Stored dataset items:
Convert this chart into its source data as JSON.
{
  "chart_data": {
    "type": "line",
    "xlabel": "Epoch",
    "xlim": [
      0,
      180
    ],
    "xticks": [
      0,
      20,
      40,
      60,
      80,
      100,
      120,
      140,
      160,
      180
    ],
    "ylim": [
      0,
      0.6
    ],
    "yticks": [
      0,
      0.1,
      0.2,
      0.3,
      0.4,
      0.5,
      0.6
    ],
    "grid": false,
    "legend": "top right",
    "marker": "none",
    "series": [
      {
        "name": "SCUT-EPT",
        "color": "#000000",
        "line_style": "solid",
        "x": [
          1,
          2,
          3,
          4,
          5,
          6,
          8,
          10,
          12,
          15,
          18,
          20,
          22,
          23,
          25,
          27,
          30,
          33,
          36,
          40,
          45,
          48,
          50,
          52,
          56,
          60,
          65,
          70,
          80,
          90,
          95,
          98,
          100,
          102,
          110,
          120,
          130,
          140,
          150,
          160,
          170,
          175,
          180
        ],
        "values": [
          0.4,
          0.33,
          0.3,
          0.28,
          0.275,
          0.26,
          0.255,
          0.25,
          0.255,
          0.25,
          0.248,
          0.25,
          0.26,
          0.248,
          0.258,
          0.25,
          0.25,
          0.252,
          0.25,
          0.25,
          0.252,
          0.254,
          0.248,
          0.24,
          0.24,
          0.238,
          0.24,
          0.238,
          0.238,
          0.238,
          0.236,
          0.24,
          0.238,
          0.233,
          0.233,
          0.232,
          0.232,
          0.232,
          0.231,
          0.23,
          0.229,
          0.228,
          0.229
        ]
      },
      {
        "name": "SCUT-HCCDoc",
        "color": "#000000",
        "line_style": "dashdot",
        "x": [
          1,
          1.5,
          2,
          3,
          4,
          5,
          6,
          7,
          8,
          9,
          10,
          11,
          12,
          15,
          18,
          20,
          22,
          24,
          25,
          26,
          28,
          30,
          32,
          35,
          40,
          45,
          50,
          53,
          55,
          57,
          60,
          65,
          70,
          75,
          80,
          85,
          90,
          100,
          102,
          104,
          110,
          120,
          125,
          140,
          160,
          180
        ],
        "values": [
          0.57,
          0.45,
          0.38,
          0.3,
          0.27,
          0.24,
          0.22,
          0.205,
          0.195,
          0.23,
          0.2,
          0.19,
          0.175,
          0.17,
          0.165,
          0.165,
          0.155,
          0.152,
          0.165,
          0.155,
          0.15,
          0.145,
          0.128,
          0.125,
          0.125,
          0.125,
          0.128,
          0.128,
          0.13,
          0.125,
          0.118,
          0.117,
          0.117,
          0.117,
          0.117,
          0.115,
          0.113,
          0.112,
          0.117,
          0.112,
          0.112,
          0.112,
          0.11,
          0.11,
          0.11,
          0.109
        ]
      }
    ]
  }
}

What is being asked
Copy out the whole listing exactly; please set it all down.

Solved exercise
Convert this chart into its source data as JSON.
{
  "chart_data": {
    "type": "line",
    "xlabel": "Epoch",
    "xlim": [
      0,
      180
    ],
    "xticks": [
      0,
      20,
      40,
      60,
      80,
      100,
      120,
      140,
      160,
      180
    ],
    "ylim": [
      0,
      0.6
    ],
    "yticks": [
      0,
      0.1,
      0.2,
      0.3,
      0.4,
      0.5,
      0.6
    ],
    "grid": false,
    "legend": "top right",
    "marker": "none",
    "series": [
      {
        "name": "SCUT-EPT",
        "color": "#000000",
        "line_style": "solid",
        "x": [
          1,
          2,
          3,
          4,
          5,
          6,
          8,
          10,
          12,
          15,
          18,
          20,
          22,
          23,
          25,
          27,
          30,
          33,
          36,
          40,
          45,
          48,
          50,
          52,
          56,
          60,
          65,
          70,
          80,
          90,
          95,
          98,
          100,
          102,
          110,
          120,
          130,
          140,
          150,
          160,
          170,
          175,
          180
        ],
        "values": [
          0.4,
          0.33,
          0.3,
          0.28,
          0.275,
          0.26,
          0.255,
          0.25,
          0.255,
          0.25,
          0.248,
          0.25,
          0.26,
          0.248,
          0.258,
          0.25,
          0.25,
          0.252,
          0.25,
          0.25,
          0.252,
          0.254,
          0.248,
          0.24,
          0.24,
          0.238,
          0.24,
          0.238,
          0.238,
          0.238,
          0.236,
          0.24,
          0.238,
          0.233,
          0.233,
          0.232,
          0.232,
          0.232,
          0.231,
          0.23,
          0.229,
          0.228,
          0.229
        ]
      },
      {
        "name": "SCUT-HCCDoc",
        "color": "#000000",
        "line_style": "dashdot",
        "x": [
          1,
          1.5,
          2,
          3,
          4,
          5,
          6,
          7,
          8,
          9,
          10,
          11,
          12,
          15,
          18,
          20,
          22,
          24,
          25,
          26,
          28,
          30,
          32,
          35,
          40,
          45,
          50,
          53,
          55,
          57,
          60,
          65,
          70,
          75,
          80,
          85,
          90,
          100,
          102,
          104,
          110,
          120,
          125,
          140,
          160,
          180
        ],
        "values": [
          0.57,
          0.45,
          0.38,
          0.3,
          0.27,
          0.24,
          0.22,
          0.205,
          0.195,
          0.23,
          0.2,
          0.19,
          0.175,
          0.17,
          0.165,
          0.165,
          0.155,
          0.152,
          0.165,
          0.155,
          0.15,
          0.145,
          0.128,
          0.125,
          0.125,
          0.125,
          0.128,
          0.128,
          0.13,
          0.125,
          0.118,
          0.117,
          0.117,
          0.117,
          0.117,
          0.115,
          0.113,
          0.112,
          0.117,
          0.112,
          0.112,
          0.112,
          0.11,
          0.11,
          0.11,
          0.109
        ]
      }
    ]
  }
}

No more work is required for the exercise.